### DO THIS
Locate each line in the records containing "الانجيل". Copy it.

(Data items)
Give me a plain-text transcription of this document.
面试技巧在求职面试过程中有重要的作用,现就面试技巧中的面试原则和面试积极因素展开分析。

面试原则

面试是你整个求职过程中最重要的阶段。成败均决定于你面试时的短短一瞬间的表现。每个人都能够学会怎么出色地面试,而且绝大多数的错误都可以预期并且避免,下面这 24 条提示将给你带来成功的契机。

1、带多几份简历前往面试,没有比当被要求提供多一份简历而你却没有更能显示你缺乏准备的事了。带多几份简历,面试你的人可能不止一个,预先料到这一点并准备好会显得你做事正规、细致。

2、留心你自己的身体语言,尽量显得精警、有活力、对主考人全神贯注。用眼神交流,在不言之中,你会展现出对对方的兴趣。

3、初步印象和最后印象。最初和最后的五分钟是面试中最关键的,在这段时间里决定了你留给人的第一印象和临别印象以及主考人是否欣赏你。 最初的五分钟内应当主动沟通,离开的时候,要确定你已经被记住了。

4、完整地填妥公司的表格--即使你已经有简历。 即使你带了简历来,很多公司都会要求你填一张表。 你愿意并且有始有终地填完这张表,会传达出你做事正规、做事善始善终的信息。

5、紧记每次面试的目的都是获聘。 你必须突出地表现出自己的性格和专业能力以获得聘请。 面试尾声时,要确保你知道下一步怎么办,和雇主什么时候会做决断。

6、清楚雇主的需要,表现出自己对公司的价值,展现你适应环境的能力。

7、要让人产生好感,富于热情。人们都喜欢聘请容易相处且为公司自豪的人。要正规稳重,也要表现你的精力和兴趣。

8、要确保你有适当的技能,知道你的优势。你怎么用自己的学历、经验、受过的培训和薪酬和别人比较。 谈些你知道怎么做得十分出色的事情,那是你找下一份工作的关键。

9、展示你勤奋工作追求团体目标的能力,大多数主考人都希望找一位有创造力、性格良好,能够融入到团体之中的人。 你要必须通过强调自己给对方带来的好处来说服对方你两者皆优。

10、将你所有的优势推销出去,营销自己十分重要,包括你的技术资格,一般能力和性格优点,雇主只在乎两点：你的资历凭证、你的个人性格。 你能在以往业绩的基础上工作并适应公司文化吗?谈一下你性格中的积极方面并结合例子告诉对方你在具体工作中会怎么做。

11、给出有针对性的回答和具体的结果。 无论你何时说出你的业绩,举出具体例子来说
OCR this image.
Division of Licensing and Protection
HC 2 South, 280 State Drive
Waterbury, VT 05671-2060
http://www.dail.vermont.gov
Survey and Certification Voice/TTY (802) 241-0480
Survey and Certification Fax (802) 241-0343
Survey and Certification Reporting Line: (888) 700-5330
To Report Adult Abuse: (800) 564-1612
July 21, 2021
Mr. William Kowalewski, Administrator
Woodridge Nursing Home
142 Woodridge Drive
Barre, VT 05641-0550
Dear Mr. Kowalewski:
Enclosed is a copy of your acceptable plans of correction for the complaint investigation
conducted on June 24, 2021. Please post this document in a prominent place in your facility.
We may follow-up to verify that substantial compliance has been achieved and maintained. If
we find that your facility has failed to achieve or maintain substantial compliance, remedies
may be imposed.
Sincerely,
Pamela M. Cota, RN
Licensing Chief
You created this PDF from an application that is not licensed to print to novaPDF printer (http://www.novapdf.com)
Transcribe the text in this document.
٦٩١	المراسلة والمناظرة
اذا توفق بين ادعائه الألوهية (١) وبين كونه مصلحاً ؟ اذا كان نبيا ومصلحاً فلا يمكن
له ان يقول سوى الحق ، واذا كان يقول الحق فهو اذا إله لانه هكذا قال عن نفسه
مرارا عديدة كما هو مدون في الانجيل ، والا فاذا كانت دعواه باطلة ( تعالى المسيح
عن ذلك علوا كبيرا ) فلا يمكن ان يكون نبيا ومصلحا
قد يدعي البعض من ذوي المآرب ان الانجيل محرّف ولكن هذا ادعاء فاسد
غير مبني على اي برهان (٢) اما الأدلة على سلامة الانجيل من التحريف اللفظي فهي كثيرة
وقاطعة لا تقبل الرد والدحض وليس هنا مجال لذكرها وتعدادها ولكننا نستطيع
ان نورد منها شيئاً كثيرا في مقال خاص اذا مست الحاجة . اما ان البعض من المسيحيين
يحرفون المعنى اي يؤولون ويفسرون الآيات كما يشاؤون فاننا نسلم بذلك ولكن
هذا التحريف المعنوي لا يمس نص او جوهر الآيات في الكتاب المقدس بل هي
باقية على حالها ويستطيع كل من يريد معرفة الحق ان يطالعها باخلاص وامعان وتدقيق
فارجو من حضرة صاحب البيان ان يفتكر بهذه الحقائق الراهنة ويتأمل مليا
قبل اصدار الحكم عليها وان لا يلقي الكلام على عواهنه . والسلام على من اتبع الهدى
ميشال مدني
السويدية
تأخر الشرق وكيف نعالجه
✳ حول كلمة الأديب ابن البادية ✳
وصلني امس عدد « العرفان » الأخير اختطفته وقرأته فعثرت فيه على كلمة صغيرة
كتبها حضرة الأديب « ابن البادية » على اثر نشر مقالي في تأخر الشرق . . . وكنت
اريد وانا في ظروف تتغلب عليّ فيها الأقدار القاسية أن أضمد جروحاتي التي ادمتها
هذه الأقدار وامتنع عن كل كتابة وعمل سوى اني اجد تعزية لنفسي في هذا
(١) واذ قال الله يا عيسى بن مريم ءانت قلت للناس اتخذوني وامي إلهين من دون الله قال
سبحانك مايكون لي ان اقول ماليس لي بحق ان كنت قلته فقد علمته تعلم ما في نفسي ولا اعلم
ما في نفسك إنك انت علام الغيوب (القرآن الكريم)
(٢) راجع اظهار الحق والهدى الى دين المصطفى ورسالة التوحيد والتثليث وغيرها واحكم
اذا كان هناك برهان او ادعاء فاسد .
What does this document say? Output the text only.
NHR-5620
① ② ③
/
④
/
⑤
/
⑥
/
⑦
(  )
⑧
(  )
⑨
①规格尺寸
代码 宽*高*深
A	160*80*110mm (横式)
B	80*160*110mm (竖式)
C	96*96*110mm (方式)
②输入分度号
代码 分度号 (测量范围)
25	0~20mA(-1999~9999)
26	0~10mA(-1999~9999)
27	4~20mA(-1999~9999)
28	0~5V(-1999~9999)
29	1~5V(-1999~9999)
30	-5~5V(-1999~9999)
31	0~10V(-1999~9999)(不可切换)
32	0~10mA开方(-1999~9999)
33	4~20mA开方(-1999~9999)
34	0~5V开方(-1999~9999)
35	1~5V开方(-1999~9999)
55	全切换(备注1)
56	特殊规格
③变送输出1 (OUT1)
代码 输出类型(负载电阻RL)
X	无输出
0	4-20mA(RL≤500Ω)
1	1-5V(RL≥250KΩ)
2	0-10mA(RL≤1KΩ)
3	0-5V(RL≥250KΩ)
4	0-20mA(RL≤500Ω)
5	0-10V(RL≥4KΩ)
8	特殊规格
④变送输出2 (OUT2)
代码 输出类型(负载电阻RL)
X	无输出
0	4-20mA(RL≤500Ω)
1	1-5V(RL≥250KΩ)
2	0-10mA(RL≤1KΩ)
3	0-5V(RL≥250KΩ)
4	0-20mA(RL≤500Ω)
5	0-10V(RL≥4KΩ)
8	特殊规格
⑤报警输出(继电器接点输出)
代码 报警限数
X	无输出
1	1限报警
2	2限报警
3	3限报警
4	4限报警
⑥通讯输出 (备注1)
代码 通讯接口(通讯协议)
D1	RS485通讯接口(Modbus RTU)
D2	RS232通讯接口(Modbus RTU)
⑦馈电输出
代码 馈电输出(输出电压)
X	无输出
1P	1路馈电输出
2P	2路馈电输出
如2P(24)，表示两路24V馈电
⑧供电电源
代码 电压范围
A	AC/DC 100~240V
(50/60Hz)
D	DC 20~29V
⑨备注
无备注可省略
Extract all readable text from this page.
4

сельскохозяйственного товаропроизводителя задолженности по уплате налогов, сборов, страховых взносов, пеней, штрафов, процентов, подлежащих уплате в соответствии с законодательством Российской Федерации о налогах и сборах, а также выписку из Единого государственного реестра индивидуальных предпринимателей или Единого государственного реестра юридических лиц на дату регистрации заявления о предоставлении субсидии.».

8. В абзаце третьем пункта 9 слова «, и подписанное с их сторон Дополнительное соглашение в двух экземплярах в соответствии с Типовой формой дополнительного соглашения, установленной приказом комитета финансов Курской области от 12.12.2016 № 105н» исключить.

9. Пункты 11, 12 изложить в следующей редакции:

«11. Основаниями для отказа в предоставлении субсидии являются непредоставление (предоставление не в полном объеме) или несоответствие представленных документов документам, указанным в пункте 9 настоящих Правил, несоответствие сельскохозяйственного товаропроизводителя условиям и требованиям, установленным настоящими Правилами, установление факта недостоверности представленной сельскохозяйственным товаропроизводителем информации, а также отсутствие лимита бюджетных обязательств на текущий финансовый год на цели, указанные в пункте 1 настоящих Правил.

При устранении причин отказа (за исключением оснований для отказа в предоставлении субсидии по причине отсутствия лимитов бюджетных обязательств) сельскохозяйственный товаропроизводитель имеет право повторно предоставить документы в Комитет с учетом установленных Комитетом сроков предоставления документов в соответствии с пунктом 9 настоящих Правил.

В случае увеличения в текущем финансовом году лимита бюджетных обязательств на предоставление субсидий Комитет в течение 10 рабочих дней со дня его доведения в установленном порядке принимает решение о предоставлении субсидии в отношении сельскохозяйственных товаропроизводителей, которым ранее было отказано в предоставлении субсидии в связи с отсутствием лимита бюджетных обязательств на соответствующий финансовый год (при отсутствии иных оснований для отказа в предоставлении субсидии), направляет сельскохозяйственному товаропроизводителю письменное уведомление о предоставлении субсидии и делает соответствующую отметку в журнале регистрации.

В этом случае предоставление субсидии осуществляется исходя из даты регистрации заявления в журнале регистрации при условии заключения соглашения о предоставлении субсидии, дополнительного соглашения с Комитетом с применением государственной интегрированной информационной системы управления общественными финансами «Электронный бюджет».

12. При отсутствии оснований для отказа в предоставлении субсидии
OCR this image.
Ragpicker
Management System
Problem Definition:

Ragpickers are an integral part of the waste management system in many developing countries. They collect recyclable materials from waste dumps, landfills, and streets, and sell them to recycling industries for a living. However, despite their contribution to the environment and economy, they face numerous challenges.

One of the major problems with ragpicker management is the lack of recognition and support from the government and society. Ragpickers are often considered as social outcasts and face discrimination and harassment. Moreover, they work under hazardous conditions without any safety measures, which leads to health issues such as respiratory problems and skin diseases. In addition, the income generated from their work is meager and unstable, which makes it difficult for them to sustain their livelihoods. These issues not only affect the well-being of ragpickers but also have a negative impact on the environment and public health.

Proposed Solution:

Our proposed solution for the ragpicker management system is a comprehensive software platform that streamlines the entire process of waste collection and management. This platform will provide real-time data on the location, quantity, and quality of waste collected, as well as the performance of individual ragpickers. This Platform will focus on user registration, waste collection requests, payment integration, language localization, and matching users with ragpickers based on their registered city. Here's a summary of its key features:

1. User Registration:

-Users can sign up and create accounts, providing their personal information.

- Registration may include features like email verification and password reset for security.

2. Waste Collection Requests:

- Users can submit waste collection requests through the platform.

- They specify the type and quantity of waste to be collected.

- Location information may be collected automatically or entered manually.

### EXERCISE RESULT
مرارا عديدة كما هو مدون في الانجيل ، والا فاذا كانت دعواه باطلة ( تعالى المسيح
قد يدعي البعض من ذوي المآرب ان الانجيل محرّف ولكن هذا ادعاء فاسد
غير مبني على اي برهان (٢) اما الأدلة على سلامة الانجيل من التحريف اللفظي فهي كثيرة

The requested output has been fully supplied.